* **Description of the task**
For the data that follows, give the number of lines in which "ffffff" appears. Add nothing to it.

* **The records**

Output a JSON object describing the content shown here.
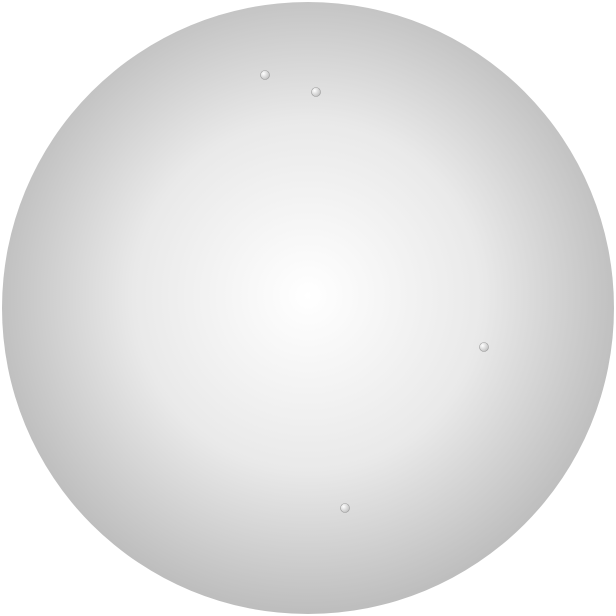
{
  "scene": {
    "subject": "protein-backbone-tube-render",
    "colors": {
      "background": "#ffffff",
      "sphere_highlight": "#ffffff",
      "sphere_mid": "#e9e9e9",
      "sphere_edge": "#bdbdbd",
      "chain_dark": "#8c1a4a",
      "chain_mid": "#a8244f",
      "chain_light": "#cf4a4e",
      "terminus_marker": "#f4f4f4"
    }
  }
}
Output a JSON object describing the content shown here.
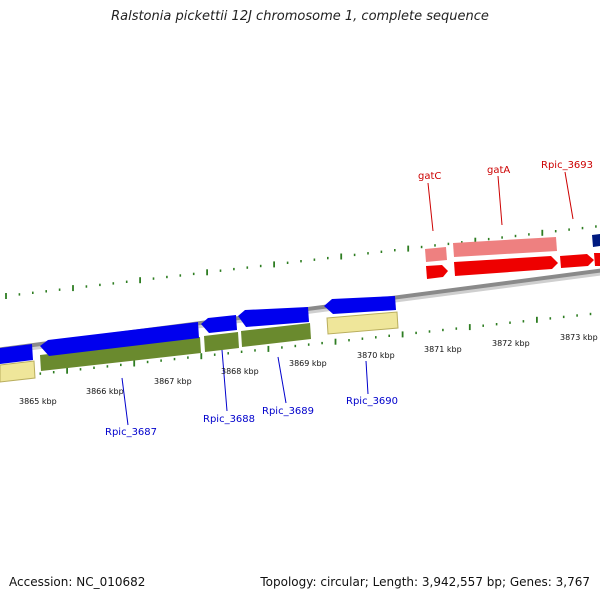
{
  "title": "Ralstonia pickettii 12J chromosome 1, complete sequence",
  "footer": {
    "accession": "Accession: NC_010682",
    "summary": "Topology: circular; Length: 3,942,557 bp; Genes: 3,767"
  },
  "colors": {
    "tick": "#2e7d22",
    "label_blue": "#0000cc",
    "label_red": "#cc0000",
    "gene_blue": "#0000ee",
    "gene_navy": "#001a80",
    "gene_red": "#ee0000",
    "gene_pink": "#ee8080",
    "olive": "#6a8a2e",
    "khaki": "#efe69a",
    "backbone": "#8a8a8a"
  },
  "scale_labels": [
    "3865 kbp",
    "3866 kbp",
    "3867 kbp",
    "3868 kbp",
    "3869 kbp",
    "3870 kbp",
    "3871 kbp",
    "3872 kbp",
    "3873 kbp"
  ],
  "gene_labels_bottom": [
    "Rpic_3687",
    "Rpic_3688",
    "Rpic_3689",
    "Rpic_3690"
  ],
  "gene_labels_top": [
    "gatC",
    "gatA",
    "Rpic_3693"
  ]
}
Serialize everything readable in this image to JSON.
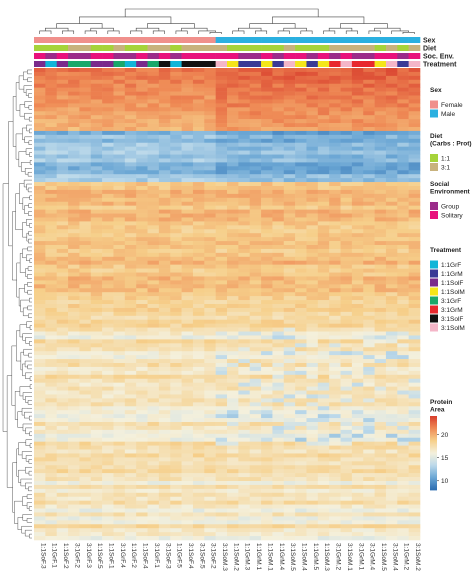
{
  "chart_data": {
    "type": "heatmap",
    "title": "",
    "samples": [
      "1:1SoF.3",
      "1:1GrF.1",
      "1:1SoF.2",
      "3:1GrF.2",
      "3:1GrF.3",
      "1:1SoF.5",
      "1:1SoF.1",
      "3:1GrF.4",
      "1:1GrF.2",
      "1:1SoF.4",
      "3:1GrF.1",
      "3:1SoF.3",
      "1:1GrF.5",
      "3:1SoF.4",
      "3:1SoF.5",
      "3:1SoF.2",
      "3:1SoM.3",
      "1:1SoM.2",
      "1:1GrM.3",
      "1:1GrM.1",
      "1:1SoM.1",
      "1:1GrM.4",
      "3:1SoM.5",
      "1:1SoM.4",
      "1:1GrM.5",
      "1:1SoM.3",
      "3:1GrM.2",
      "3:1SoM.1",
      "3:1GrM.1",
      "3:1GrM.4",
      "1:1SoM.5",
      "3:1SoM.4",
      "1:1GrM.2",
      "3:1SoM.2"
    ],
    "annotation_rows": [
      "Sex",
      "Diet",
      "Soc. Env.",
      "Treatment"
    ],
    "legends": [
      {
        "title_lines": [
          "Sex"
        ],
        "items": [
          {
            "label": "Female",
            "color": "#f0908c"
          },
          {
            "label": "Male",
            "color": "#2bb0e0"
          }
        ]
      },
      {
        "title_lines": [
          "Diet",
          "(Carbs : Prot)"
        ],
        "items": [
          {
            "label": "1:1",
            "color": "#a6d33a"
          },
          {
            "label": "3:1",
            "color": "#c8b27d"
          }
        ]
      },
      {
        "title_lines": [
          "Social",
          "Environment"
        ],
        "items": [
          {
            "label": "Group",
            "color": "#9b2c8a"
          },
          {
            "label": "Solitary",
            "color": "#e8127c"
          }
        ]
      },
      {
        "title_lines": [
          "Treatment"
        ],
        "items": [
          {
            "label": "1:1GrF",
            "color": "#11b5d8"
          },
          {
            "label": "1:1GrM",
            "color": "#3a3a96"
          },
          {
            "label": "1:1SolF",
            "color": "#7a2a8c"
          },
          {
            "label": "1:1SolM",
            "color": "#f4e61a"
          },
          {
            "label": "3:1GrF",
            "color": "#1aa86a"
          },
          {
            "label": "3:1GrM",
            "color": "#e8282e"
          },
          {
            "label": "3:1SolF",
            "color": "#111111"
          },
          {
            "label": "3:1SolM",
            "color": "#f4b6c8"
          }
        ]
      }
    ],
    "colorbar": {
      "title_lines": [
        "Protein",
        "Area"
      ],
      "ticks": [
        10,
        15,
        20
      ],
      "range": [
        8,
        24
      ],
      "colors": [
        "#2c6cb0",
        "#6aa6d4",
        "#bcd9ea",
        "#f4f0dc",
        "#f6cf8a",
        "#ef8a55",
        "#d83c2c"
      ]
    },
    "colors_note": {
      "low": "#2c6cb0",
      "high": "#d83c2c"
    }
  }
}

---

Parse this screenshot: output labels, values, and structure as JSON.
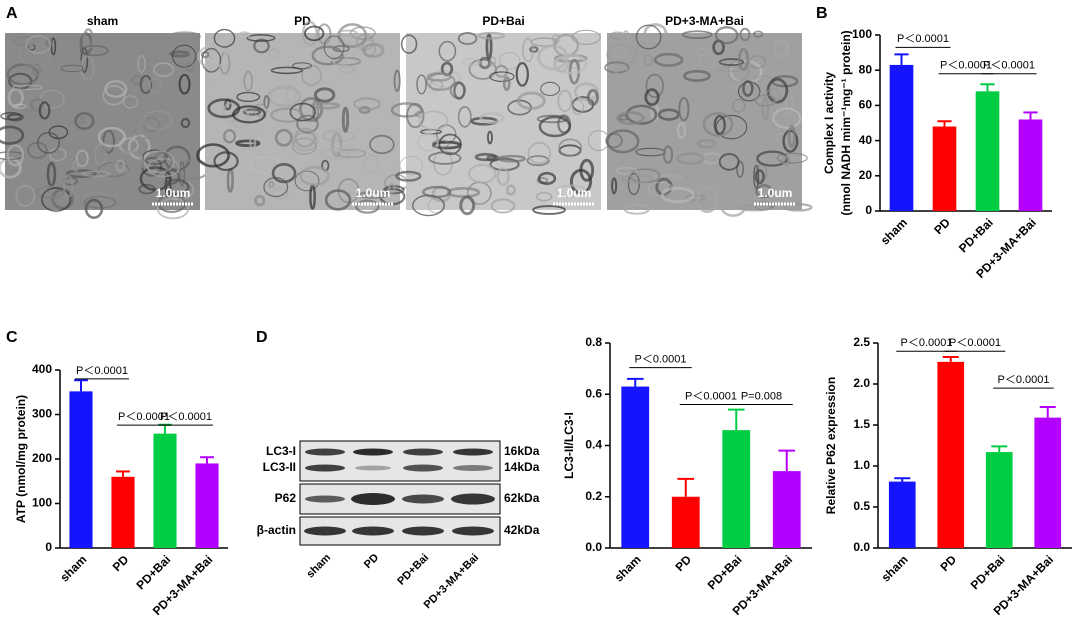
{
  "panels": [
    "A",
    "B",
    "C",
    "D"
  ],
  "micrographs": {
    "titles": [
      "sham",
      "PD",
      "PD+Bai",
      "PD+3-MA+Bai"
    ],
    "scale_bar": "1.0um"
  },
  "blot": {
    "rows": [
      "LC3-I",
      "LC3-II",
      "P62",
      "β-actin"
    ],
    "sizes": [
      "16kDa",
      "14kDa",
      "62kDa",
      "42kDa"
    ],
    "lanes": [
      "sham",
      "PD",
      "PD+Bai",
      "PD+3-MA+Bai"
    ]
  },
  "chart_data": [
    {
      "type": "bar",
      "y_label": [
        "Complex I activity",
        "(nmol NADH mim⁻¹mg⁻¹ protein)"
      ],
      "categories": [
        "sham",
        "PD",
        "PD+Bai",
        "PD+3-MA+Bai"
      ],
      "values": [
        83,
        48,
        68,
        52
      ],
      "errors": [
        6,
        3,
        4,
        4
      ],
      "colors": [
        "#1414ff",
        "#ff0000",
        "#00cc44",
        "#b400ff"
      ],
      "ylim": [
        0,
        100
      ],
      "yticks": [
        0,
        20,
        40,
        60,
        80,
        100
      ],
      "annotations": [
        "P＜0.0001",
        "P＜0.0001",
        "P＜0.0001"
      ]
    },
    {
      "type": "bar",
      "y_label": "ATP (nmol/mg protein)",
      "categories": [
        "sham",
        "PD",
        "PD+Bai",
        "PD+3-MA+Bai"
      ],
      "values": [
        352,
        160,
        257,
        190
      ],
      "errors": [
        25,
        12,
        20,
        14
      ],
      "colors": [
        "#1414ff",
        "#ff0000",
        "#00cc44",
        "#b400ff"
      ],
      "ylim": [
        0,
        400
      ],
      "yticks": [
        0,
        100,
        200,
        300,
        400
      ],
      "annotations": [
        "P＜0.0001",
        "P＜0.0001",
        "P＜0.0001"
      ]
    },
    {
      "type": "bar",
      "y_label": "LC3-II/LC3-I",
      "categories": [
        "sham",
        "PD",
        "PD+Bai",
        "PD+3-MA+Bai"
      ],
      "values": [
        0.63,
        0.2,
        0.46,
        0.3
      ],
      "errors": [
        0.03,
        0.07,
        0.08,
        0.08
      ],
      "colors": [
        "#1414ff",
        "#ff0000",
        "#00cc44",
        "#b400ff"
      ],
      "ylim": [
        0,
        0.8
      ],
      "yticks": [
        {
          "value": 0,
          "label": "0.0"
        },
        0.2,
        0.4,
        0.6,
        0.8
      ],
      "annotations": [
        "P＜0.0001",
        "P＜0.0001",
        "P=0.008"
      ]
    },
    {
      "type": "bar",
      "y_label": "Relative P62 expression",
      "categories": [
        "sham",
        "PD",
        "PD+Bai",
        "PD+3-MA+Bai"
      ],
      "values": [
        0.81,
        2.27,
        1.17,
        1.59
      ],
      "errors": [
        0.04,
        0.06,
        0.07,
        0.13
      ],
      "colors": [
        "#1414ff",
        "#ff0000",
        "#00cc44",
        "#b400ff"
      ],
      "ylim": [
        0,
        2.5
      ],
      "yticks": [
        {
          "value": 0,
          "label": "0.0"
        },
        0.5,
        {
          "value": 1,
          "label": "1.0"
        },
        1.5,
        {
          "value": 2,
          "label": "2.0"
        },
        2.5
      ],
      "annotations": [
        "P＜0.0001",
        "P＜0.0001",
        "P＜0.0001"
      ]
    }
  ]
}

* **Problem solution**
2